═════ DATA FOR THIS TASK

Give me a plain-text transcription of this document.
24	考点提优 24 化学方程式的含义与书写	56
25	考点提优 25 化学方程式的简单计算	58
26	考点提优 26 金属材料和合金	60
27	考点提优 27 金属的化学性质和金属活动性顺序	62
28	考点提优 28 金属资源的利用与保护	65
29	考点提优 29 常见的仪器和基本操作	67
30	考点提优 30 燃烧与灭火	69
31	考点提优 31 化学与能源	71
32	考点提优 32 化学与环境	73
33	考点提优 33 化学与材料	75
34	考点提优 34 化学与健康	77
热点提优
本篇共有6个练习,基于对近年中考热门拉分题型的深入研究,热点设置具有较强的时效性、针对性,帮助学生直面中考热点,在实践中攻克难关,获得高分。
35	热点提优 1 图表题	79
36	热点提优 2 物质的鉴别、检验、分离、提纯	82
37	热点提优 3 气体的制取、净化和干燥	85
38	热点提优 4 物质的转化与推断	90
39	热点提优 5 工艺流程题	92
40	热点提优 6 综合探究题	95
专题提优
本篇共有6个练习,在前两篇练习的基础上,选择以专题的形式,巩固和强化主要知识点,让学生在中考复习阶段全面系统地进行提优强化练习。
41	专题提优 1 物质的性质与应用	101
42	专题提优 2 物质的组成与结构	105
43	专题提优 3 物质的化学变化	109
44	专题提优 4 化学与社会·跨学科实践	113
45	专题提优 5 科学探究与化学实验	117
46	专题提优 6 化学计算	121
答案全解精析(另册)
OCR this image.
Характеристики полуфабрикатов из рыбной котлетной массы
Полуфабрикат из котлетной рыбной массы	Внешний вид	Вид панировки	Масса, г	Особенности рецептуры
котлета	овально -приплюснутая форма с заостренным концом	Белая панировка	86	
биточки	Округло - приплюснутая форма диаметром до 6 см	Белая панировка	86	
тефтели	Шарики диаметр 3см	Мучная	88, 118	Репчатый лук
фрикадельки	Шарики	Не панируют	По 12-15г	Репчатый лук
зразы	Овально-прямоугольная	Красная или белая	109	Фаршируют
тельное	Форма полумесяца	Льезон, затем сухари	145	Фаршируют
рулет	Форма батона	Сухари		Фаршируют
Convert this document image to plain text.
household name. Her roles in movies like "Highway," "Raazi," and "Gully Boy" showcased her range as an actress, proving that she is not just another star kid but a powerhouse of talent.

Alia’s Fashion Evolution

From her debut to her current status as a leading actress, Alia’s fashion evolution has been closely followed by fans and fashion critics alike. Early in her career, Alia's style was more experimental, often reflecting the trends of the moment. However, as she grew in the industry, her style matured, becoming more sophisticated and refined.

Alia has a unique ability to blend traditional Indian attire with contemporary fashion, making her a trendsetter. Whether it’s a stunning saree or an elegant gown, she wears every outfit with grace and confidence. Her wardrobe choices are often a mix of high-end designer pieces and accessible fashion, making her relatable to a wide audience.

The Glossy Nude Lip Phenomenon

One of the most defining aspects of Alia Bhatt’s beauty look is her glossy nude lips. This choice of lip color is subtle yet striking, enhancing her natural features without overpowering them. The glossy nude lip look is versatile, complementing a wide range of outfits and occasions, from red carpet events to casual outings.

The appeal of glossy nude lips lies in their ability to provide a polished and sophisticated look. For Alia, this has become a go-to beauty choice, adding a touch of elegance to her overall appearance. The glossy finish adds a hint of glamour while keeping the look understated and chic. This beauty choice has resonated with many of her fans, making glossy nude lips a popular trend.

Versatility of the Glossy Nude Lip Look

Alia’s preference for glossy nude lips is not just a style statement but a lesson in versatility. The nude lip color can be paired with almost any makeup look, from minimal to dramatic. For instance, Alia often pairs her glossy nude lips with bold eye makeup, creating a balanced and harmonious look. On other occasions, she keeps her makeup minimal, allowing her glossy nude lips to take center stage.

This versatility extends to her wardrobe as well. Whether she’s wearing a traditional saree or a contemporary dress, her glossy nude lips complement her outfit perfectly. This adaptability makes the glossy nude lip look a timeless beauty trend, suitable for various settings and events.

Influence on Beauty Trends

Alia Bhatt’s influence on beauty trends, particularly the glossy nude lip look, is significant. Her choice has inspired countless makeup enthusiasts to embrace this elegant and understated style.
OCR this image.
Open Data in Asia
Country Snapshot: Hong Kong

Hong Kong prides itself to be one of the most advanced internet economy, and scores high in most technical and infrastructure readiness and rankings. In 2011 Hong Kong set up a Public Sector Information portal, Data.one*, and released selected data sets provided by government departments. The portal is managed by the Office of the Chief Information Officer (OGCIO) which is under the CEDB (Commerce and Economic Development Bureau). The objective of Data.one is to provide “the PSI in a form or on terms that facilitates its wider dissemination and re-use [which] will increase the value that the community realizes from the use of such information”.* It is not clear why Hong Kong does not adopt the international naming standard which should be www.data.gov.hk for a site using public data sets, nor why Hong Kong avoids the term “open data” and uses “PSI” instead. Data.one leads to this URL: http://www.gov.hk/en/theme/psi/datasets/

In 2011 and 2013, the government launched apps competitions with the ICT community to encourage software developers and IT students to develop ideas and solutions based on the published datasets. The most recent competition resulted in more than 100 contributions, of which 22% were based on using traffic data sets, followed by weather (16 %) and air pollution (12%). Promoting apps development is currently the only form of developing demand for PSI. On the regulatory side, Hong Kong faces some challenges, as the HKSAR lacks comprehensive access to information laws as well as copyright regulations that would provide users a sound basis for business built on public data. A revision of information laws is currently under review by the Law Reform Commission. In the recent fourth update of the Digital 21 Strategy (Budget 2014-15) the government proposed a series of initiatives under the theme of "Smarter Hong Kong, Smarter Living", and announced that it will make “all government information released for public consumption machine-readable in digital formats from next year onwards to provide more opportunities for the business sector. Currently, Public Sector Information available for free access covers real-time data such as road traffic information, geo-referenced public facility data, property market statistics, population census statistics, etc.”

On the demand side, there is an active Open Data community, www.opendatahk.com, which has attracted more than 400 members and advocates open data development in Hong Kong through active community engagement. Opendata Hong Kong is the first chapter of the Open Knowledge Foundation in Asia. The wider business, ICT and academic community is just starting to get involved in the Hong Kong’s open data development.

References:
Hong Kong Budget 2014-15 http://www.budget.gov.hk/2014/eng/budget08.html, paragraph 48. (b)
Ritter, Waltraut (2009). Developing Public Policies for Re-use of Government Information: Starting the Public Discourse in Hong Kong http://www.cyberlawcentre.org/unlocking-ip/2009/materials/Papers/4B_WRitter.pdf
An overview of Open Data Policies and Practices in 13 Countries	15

══════════

• WRITTEN TASK
Using the records above, copy every line that has the word "专题提优" in it.

• SOLUTION TO THE PROBLEM
专题提优
41	专题提优 1 物质的性质与应用	101
42	专题提优 2 物质的组成与结构	105
43	专题提优 3 物质的化学变化	109
44	专题提优 4 化学与社会·跨学科实践	113
45	专题提优 5 科学探究与化学实验	117
46	专题提优 6 化学计算	121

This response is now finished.